▶ Set task:
For every line in the records that has the word "this", make a copy.
---
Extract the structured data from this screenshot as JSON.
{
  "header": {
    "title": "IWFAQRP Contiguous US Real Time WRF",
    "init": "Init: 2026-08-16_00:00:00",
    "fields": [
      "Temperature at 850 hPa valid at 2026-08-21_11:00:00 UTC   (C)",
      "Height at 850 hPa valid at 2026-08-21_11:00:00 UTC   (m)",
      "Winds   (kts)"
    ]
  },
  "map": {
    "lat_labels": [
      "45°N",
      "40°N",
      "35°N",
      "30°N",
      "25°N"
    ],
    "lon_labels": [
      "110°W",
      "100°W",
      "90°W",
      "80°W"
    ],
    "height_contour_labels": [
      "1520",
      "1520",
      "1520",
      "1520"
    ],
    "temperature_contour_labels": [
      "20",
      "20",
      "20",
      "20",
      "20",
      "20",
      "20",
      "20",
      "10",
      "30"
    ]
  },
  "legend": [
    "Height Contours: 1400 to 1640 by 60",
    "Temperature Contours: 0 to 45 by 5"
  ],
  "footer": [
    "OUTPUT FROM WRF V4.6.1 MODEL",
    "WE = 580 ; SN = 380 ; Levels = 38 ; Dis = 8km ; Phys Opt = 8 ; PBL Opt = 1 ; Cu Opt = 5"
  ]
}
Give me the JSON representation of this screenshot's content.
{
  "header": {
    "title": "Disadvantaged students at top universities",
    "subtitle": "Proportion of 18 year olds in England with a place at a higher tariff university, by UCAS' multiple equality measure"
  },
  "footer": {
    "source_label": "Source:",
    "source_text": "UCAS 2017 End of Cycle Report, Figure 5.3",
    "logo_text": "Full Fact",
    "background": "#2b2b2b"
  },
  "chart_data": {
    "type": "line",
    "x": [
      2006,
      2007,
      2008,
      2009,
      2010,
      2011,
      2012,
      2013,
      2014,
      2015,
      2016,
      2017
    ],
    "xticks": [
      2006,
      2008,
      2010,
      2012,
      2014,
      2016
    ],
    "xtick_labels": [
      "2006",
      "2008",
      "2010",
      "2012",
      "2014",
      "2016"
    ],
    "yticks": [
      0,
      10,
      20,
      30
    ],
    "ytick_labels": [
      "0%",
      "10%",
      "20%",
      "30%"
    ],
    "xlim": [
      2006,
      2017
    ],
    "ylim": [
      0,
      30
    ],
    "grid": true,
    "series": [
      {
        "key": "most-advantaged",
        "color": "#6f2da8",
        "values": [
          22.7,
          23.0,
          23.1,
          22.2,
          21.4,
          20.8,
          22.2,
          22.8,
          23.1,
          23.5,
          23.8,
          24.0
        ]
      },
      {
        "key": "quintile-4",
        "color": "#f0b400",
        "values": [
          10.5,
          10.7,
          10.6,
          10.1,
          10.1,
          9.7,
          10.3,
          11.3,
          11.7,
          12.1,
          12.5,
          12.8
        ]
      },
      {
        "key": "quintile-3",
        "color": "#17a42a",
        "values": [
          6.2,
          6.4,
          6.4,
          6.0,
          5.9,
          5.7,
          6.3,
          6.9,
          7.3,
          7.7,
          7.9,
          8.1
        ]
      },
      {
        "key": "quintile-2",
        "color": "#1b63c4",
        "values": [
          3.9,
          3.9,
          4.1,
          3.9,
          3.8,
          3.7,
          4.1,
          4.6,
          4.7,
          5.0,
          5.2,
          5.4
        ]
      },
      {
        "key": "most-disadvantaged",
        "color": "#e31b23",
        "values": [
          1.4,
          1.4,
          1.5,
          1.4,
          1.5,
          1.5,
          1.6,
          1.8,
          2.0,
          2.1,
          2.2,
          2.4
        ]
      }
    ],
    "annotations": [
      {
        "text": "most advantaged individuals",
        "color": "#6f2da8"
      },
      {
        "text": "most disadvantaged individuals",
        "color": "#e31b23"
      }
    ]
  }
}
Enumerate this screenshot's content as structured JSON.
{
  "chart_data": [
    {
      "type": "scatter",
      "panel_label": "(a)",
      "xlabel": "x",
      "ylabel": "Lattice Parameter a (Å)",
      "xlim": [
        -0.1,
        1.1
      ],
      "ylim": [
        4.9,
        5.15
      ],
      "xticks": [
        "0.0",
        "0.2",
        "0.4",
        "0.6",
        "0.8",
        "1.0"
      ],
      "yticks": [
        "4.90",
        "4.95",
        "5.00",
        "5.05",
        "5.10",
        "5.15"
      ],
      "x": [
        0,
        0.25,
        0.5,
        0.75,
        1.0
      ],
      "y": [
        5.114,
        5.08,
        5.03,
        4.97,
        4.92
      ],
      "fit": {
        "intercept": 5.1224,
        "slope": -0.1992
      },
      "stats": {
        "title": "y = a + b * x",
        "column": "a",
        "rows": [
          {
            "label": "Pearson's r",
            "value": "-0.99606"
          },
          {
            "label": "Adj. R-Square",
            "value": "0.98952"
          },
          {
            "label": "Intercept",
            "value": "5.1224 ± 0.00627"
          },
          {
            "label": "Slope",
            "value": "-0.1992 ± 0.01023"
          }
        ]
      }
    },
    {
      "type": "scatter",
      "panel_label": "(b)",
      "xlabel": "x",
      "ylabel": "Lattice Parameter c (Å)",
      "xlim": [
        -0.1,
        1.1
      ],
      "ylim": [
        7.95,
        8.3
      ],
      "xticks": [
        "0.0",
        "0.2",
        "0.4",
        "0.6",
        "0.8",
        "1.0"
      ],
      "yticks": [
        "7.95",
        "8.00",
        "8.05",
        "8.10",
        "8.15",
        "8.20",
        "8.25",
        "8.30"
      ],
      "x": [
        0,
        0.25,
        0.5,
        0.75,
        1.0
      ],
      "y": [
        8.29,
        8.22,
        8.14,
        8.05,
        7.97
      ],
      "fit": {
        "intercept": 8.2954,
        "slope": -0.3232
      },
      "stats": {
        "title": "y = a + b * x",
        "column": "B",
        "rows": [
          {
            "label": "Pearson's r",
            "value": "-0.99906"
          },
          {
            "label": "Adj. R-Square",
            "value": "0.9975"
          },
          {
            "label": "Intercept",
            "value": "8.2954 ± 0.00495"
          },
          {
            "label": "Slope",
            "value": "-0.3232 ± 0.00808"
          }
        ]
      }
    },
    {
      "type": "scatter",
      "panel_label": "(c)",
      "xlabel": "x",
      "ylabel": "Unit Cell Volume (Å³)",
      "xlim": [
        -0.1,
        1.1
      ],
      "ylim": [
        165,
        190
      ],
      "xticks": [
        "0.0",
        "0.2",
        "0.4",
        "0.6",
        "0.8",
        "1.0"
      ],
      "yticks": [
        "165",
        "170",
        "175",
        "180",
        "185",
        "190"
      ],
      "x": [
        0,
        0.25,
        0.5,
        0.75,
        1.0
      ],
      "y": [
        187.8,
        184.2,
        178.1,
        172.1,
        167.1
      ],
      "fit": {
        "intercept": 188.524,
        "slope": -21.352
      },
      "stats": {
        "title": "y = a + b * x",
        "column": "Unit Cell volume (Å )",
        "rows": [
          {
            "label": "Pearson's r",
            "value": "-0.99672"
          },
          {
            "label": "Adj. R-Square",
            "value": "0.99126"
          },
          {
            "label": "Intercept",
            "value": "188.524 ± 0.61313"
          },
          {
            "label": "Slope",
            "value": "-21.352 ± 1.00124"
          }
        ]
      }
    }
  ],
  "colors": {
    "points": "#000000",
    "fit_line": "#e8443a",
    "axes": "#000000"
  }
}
---
▶ Reply:
Extract the structured data from this screenshot as JSON.
Give me the JSON representation of this screenshot's content.
Enumerate this screenshot's content as structured JSON.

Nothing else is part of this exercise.